* begin RECORDS SHOWN *

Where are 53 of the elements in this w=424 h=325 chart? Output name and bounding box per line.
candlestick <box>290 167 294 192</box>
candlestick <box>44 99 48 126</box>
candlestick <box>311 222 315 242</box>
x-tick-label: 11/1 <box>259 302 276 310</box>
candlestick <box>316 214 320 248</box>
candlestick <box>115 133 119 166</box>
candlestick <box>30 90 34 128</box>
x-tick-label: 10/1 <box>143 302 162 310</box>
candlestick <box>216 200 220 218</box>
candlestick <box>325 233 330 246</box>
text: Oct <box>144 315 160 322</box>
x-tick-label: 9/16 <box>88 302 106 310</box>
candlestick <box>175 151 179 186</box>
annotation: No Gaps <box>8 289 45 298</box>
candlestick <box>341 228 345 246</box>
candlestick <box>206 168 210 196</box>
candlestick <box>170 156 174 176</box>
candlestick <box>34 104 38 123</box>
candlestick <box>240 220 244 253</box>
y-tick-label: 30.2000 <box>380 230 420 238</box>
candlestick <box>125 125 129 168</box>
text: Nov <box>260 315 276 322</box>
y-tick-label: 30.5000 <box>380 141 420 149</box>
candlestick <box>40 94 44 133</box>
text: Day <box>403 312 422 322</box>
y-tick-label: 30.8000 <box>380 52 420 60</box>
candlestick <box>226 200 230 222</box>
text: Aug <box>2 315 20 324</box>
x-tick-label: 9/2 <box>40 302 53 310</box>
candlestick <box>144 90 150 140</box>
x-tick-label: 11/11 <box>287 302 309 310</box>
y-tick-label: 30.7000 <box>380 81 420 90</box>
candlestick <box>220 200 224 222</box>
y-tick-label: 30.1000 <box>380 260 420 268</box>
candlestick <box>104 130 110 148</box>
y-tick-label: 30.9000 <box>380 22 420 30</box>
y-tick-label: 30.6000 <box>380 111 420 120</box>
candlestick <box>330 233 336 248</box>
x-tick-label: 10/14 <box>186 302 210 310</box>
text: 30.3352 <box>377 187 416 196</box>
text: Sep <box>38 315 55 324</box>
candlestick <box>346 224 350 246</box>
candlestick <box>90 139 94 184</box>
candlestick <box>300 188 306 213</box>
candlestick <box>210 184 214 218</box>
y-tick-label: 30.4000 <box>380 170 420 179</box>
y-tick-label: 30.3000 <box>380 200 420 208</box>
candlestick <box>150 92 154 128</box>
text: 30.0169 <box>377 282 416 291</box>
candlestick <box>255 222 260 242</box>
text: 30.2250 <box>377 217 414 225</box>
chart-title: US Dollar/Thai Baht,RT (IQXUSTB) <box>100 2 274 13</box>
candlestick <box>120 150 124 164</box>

* end RECORDS SHOWN *

### EXERCISE DIRECTIONS
Copy out, unchanged, the lines from the first line above through the line containing "y-tick-label: 30.4000 <box>380".

### ANSWER TO THIS TASK
Where are 53 of the elements in this w=424 h=325 chart? Output name and bounding box per line.
candlestick <box>290 167 294 192</box>
candlestick <box>44 99 48 126</box>
candlestick <box>311 222 315 242</box>
x-tick-label: 11/1 <box>259 302 276 310</box>
candlestick <box>316 214 320 248</box>
candlestick <box>115 133 119 166</box>
candlestick <box>30 90 34 128</box>
x-tick-label: 10/1 <box>143 302 162 310</box>
candlestick <box>216 200 220 218</box>
candlestick <box>325 233 330 246</box>
text: Oct <box>144 315 160 322</box>
x-tick-label: 9/16 <box>88 302 106 310</box>
candlestick <box>175 151 179 186</box>
annotation: No Gaps <box>8 289 45 298</box>
candlestick <box>341 228 345 246</box>
candlestick <box>206 168 210 196</box>
candlestick <box>170 156 174 176</box>
candlestick <box>34 104 38 123</box>
candlestick <box>240 220 244 253</box>
y-tick-label: 30.2000 <box>380 230 420 238</box>
candlestick <box>125 125 129 168</box>
text: Nov <box>260 315 276 322</box>
y-tick-label: 30.5000 <box>380 141 420 149</box>
candlestick <box>40 94 44 133</box>
text: Day <box>403 312 422 322</box>
y-tick-label: 30.8000 <box>380 52 420 60</box>
candlestick <box>226 200 230 222</box>
text: Aug <box>2 315 20 324</box>
x-tick-label: 9/2 <box>40 302 53 310</box>
candlestick <box>144 90 150 140</box>
x-tick-label: 11/11 <box>287 302 309 310</box>
y-tick-label: 30.7000 <box>380 81 420 90</box>
candlestick <box>220 200 224 222</box>
y-tick-label: 30.1000 <box>380 260 420 268</box>
candlestick <box>104 130 110 148</box>
y-tick-label: 30.9000 <box>380 22 420 30</box>
y-tick-label: 30.6000 <box>380 111 420 120</box>
candlestick <box>330 233 336 248</box>
x-tick-label: 10/14 <box>186 302 210 310</box>
text: 30.3352 <box>377 187 416 196</box>
text: Sep <box>38 315 55 324</box>
candlestick <box>346 224 350 246</box>
candlestick <box>90 139 94 184</box>
candlestick <box>300 188 306 213</box>
candlestick <box>210 184 214 218</box>
y-tick-label: 30.4000 <box>380 170 420 179</box>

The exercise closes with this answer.